§ Task details:
Pull out every line containing the string "system".

§ Data section:
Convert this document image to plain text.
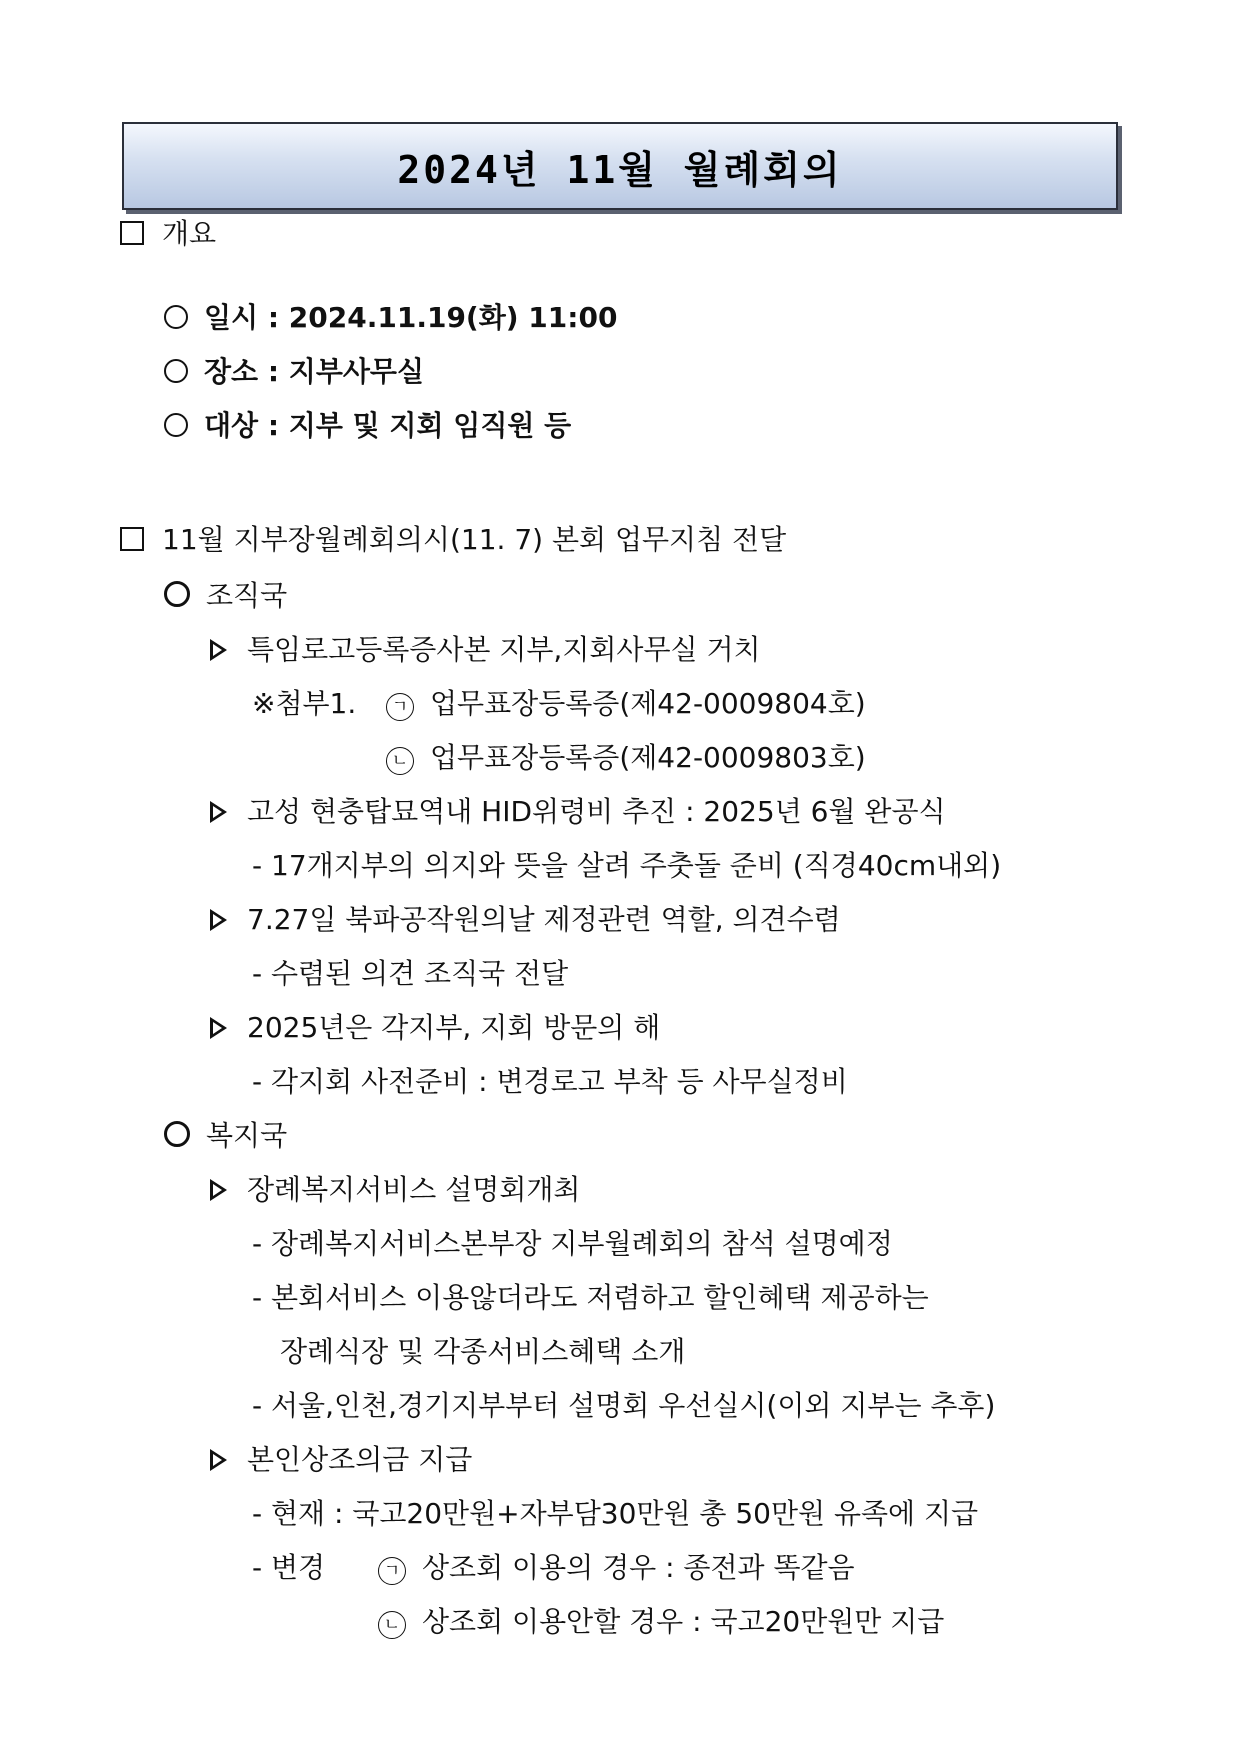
2024년 11월 월례회의
개요
일시 : 2024.11.19(화) 11:00
장소 : 지부사무실
대상 : 지부 및 지회 임직원 등
11월 지부장월례회의시(11. 7) 본회 업무지침 전달
조직국
특임로고등록증사본 지부,지회사무실 거치
※첨부1. ㄱ 업무표장등록증(제42-0009804호)
ㄴ 업무표장등록증(제42-0009803호)
고성 현충탑묘역내 HID위령비 추진 : 2025년 6월 완공식
- 17개지부의 의지와 뜻을 살려 주춧돌 준비 (직경40cm내외)
7.27일 북파공작원의날 제정관련 역할, 의견수렴
- 수렴된 의견 조직국 전달
2025년은 각지부, 지회 방문의 해
- 각지회 사전준비 : 변경로고 부착 등 사무실정비
복지국
장례복지서비스 설명회개최
- 장례복지서비스본부장 지부월례회의 참석 설명예정
- 본회서비스 이용않더라도 저렴하고 할인혜택 제공하는
장례식장 및 각종서비스혜택 소개
- 서울,인천,경기지부부터 설명회 우선실시(이외 지부는 추후)
본인상조의금 지급
- 현재 : 국고20만원+자부담30만원 총 50만원 유족에 지급
- 변경	ㄱ 상조회 이용의 경우 : 종전과 똑같음
ㄴ 상조회 이용안할 경우 : 국고20만원만 지급
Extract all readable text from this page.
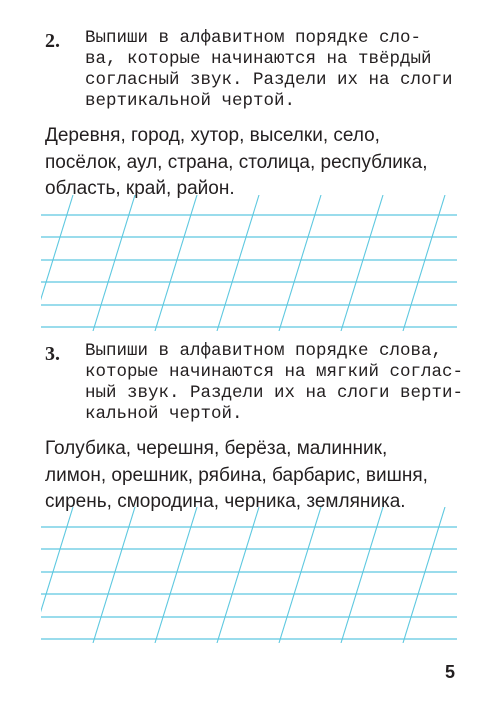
2. Выпиши в алфавитном порядке сло-
ва, которые начинаются на твёрдый
согласный звук. Раздели их на слоги
вертикальной чертой.
Деревня, город, хутор, выселки, село,
посёлок, аул, страна, столица, республика,
область, край, район.
3. Выпиши в алфавитном порядке слова,
которые начинаются на мягкий соглас-
ный звук. Раздели их на слоги верти-
кальной чертой.
Голубика, черешня, берёза, малинник,
лимон, орешник, рябина, барбарис, вишня,
сирень, смородина, черника, земляника.
5
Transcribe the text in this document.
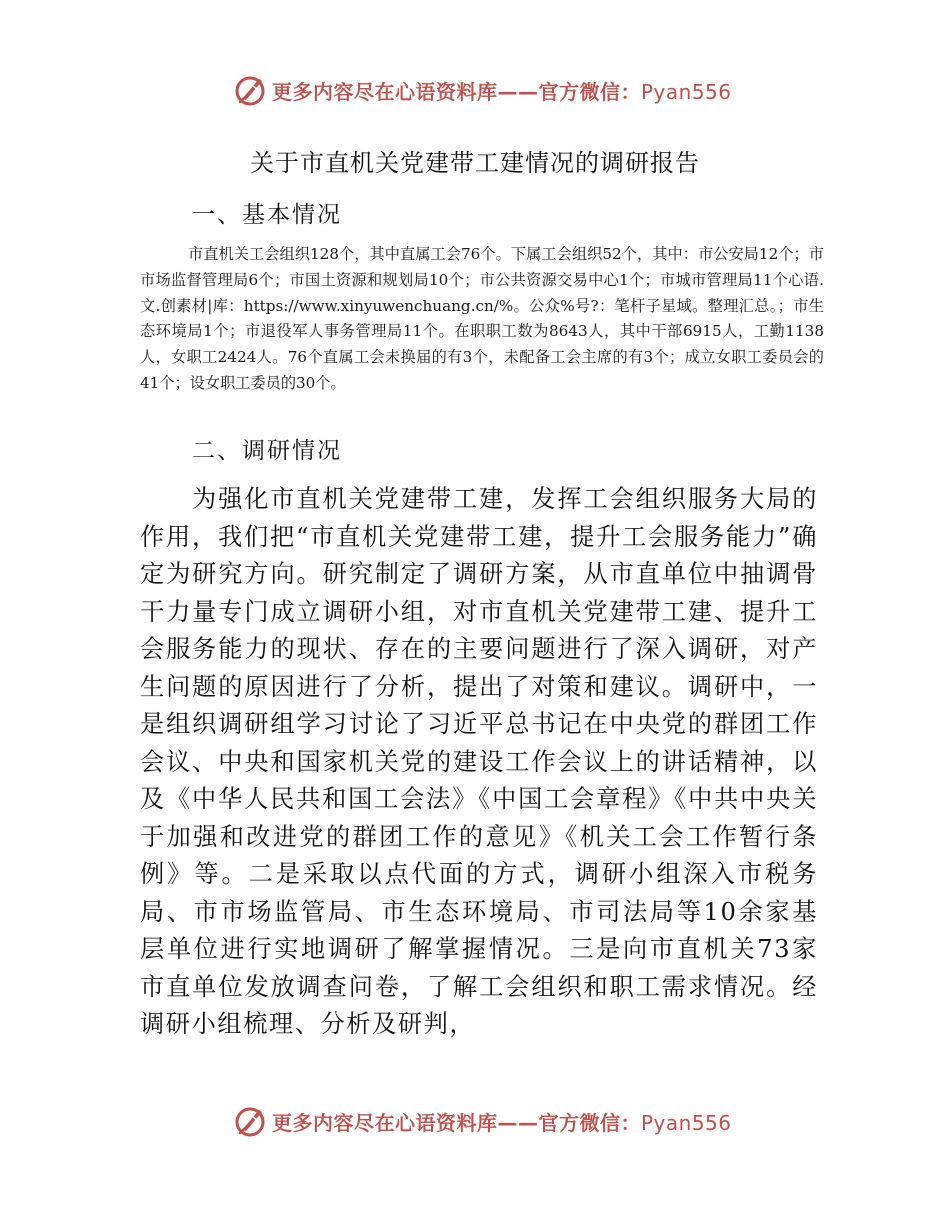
更多内容尽在心语资料库——官方微信：Pyan556
关于市直机关党建带工建情况的调研报告
一、基本情况
市直机关工会组织128个，其中直属工会76个。下属工会组织52个，其中：市公安局12个；市市场监督管理局6个；市国土资源和规划局10个；市公共资源交易中心1个；市城市管理局11个心语.文.创素材|库：https://www.xinyuwenchuang.cn/%。公众%号?：笔杆子星域。整理汇总。；市生态环境局1个；市退役军人事务管理局11个。在职职工数为8643人，其中干部6915人，工勤1138人，女职工2424人。76个直属工会未换届的有3个，未配备工会主席的有3个；成立女职工委员会的41个；设女职工委员的30个。
二、调研情况
为强化市直机关党建带工建，发挥工会组织服务大局的作用，我们把“市直机关党建带工建，提升工会服务能力”确定为研究方向。研究制定了调研方案，从市直单位中抽调骨干力量专门成立调研小组，对市直机关党建带工建、提升工会服务能力的现状、存在的主要问题进行了深入调研，对产生问题的原因进行了分析，提出了对策和建议。调研中，一是组织调研组学习讨论了习近平总书记在中央党的群团工作会议、中央和国家机关党的建设工作会议上的讲话精神，以及《中华人民共和国工会法》《中国工会章程》《中共中央关于加强和改进党的群团工作的意见》《机关工会工作暂行条例》等。二是采取以点代面的方式，调研小组深入市税务局、市市场监管局、市生态环境局、市司法局等10余家基层单位进行实地调研了解掌握情况。三是向市直机关73家市直单位发放调查问卷，了解工会组织和职工需求情况。经调研小组梳理、分析及研判，
更多内容尽在心语资料库——官方微信：Pyan556
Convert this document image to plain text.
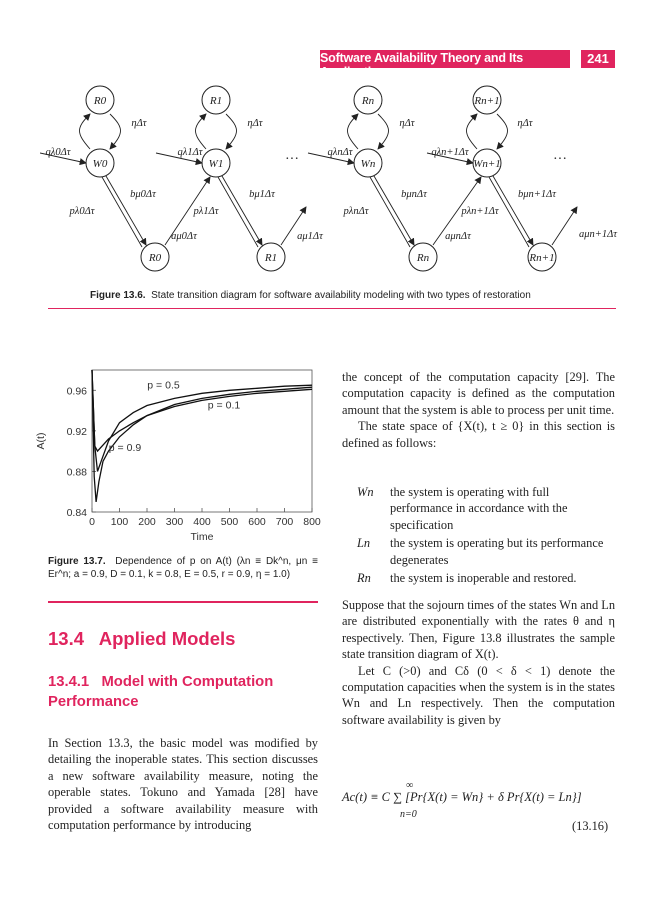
Software Availability Theory and Its Applications
241
R0
W0
R0
R1
W1
R1
Rn
Wn
Rn
Rn+1
Wn+1
Rn+1
qλ0Δτ	qλ1Δτ	qλnΔτ	qλn+1Δτ
ηΔτ	ηΔτ	ηΔτ	ηΔτ
pλ0Δτ	pλ1Δτ	pλnΔτ	pλn+1Δτ
bμ0Δτ	bμ1Δτ	bμnΔτ	bμn+1Δτ
aμ0Δτ	aμ1Δτ	aμnΔτ	aμn+1Δτ
···	···
Figure 13.6. State transition diagram for software availability modeling with two types of restoration
0 100 200 300 400 500 600 700 800
0.84
0.88
0.92
0.96
Time
A(t)
p = 0.5
p = 0.1
p = 0.9
Figure 13.7. Dependence of p on A(t) (λn ≡ Dk^n, μn ≡ Er^n; a = 0.9, D = 0.1, k = 0.8, E = 0.5, r = 0.9, η = 1.0)
13.4   Applied Models
13.4.1   Model with Computation
Performance

In Section 13.3, the basic model was modified by detailing the inoperable states. This section discusses a new software availability measure, noting the operable states. Tokuno and Yamada [28] have provided a software availability measure with computation performance by introducing

the concept of the computation capacity [29]. The computation capacity is defined as the computation amount that the system is able to process per unit time.

The state space of {X(t), t ≥ 0} in this section is defined as follows:

Wn the system is operating with full performance in accordance with the specification
Ln the system is operating but its performance degenerates
Rn the system is inoperable and restored.

Suppose that the sojourn times of the states Wn and Ln are distributed exponentially with the rates θ and η respectively. Then, Figure 13.8 illustrates the sample state transition diagram of X(t).

Let C (>0) and Cδ (0 < δ < 1) denote the computation capacities when the system is in the states Wn and Ln respectively. Then the computation software availability is given by

∞
Ac(t) ≡ C ∑ [Pr{X(t) = Wn} + δ Pr{X(t) = Ln}]
n=0
(13.16)
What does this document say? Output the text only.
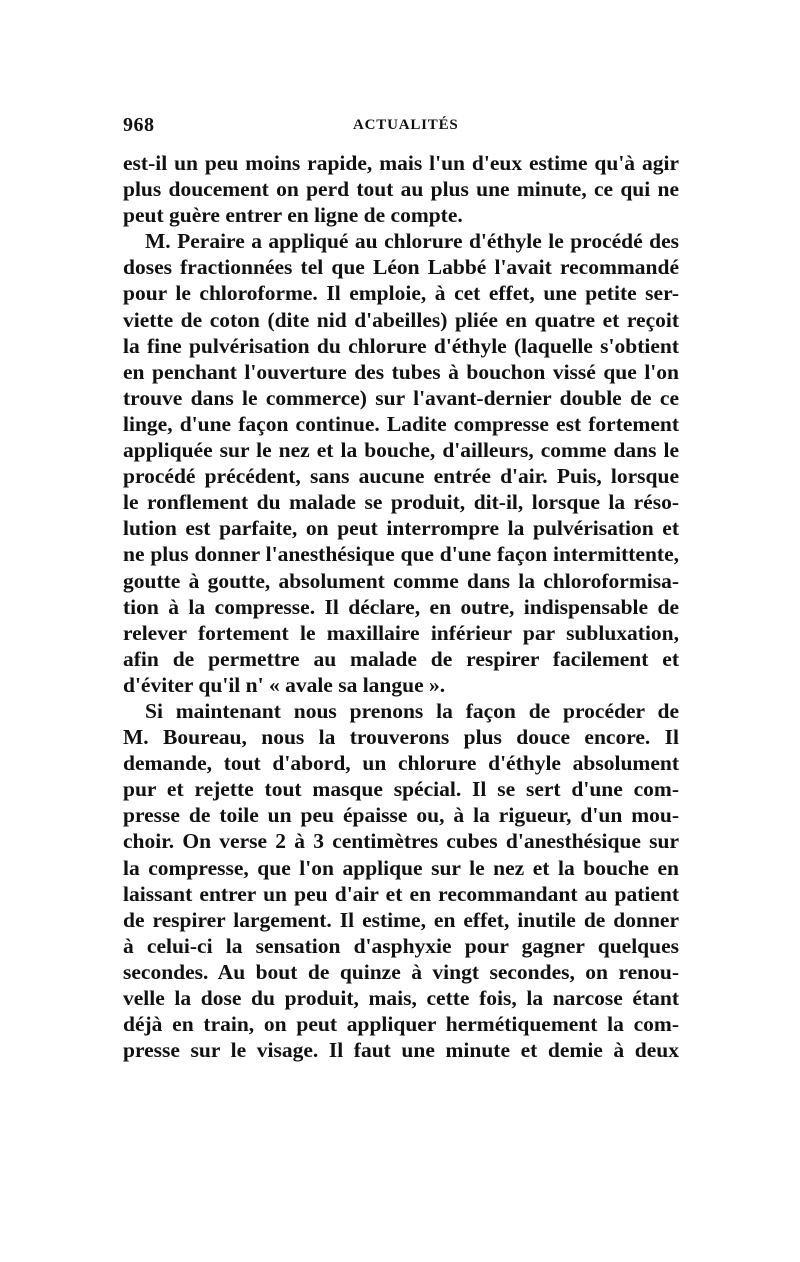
968	ACTUALITÉS
est-il un peu moins rapide, mais l'un d'eux estime qu'à agir
plus doucement on perd tout au plus une minute, ce qui ne
peut guère entrer en ligne de compte.
M. Peraire a appliqué au chlorure d'éthyle le procédé des
doses fractionnées tel que Léon Labbé l'avait recommandé
pour le chloroforme. Il emploie, à cet effet, une petite ser-
viette de coton (dite nid d'abeilles) pliée en quatre et reçoit
la fine pulvérisation du chlorure d'éthyle (laquelle s'obtient
en penchant l'ouverture des tubes à bouchon vissé que l'on
trouve dans le commerce) sur l'avant-dernier double de ce
linge, d'une façon continue. Ladite compresse est fortement
appliquée sur le nez et la bouche, d'ailleurs, comme dans le
procédé précédent, sans aucune entrée d'air. Puis, lorsque
le ronflement du malade se produit, dit-il, lorsque la réso-
lution est parfaite, on peut interrompre la pulvérisation et
ne plus donner l'anesthésique que d'une façon intermittente,
goutte à goutte, absolument comme dans la chloroformisa-
tion à la compresse. Il déclare, en outre, indispensable de
relever fortement le maxillaire inférieur par subluxation,
afin de permettre au malade de respirer facilement et
d'éviter qu'il n' « avale sa langue ».
Si maintenant nous prenons la façon de procéder de
M. Boureau, nous la trouverons plus douce encore. Il
demande, tout d'abord, un chlorure d'éthyle absolument
pur et rejette tout masque spécial. Il se sert d'une com-
presse de toile un peu épaisse ou, à la rigueur, d'un mou-
choir. On verse 2 à 3 centimètres cubes d'anesthésique sur
la compresse, que l'on applique sur le nez et la bouche en
laissant entrer un peu d'air et en recommandant au patient
de respirer largement. Il estime, en effet, inutile de donner
à celui-ci la sensation d'asphyxie pour gagner quelques
secondes. Au bout de quinze à vingt secondes, on renou-
velle la dose du produit, mais, cette fois, la narcose étant
déjà en train, on peut appliquer hermétiquement la com-
presse sur le visage. Il faut une minute et demie à deux
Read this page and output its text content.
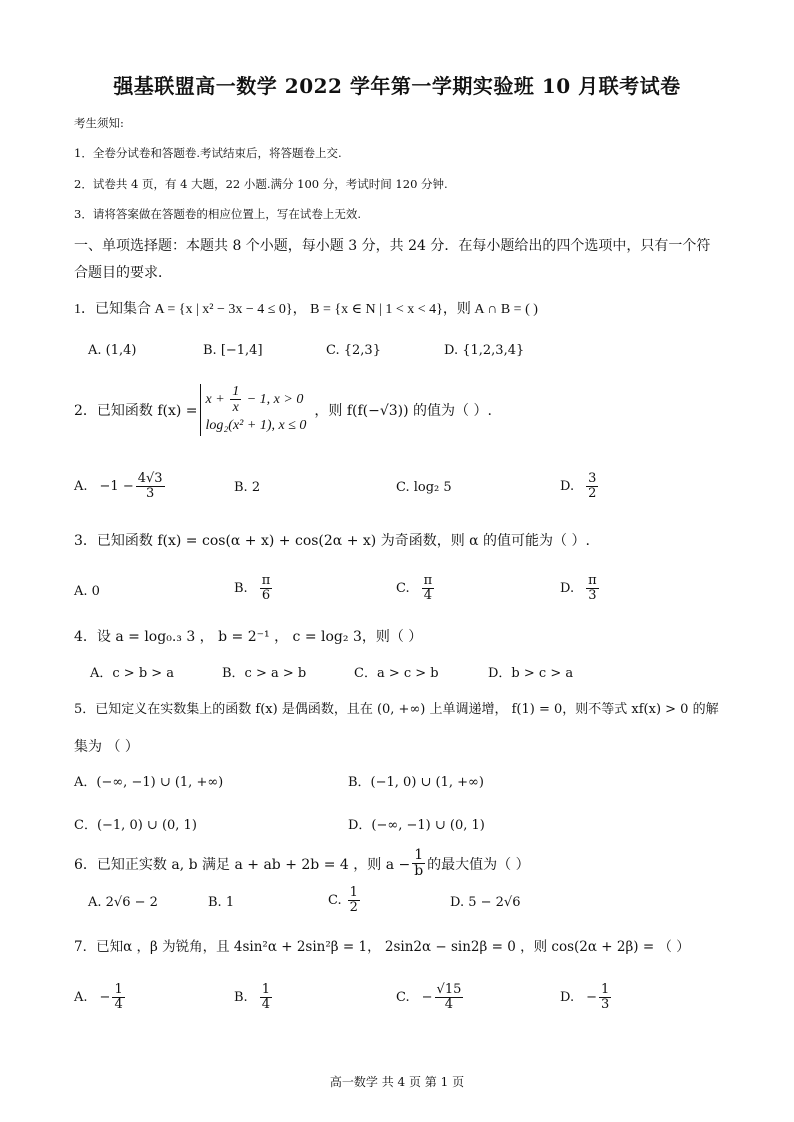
强基联盟高一数学 2022 学年第一学期实验班 10 月联考试卷
考生须知:
1．全卷分试卷和答题卷.考试结束后，将答题卷上交.
2．试卷共 4 页，有 4 大题，22 小题.满分 100 分，考试时间 120 分钟.
3．请将答案做在答题卷的相应位置上，写在试卷上无效.
一、单项选择题：本题共 8 个小题，每小题 3 分，共 24 分．在每小题给出的四个选项中，只有一个符合题目的要求．
1．已知集合 A = {x | x² − 3x − 4 ≤ 0}， B = {x ∈ N | 1 < x < 4}，则 A ∩ B = ( )
A. (1,4)	B. [−1,4]	C. {2,3}	D. {1,2,3,4}
2．已知函数 f(x) =
$x + \frac{1}{x} - 1$, x > 0
log₂(x² + 1), x ≤ 0
，则 f(f(−√3)) 的值为（ ）.
A. $-1 - \frac{4√3}{3}$	B. 2	C. log₂ 5	D. $\frac{3}{2}$
3．已知函数 f(x) = cos(α + x) + cos(2α + x) 为奇函数，则 α 的值可能为（ ）.
A. 0	B. $\frac{\pi}{6}$	C. $\frac{\pi}{4}$	D. $\frac{\pi}{3}$
4．设 a = log₀.₃ 3 ， b = 2⁻¹ ， c = log₂ 3，则（ ）
A．c > b > a	B．c > a > b	C．a > c > b	D．b > c > a
5．已知定义在实数集上的函数 f(x) 是偶函数，且在 (0, +∞) 上单调递增， f(1) = 0，则不等式 xf(x) > 0 的解
集为 （ ）
A．(−∞, −1) ∪ (1, +∞)	B．(−1, 0) ∪ (1, +∞)
C．(−1, 0) ∪ (0, 1)	D．(−∞, −1) ∪ (0, 1)
6．已知正实数 a, b 满足 a + ab + 2b = 4 ，则 $a - \frac{1}{b}$ 的最大值为（ ）
A. 2√6 − 2	B. 1	C. $\frac{1}{2}$	D. 5 − 2√6
7．已知α ，β 为锐角，且 4sin²α + 2sin²β = 1， 2sin2α − sin2β = 0 ，则 cos(2α + 2β) = （ ）
A. − $\frac{1}{4}$	B. $\frac{1}{4}$	C. − $\frac{√15}{4}$	D. − $\frac{1}{3}$
高一数学 共 4 页 第 1 页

§ Result for this task:
the concept of the computation capacity [29]. The computation capacity is defined as the computation amount that the system is able to process per unit time.
Wn the system is operating with full performance in accordance with the specification
Ln the system is operating but its performance degenerates
Rn the system is inoperable and restored.
Let C (>0) and Cδ (0 < δ < 1) denote the computation capacities when the system is in the states Wn and Ln respectively. Then the computation software availability is given by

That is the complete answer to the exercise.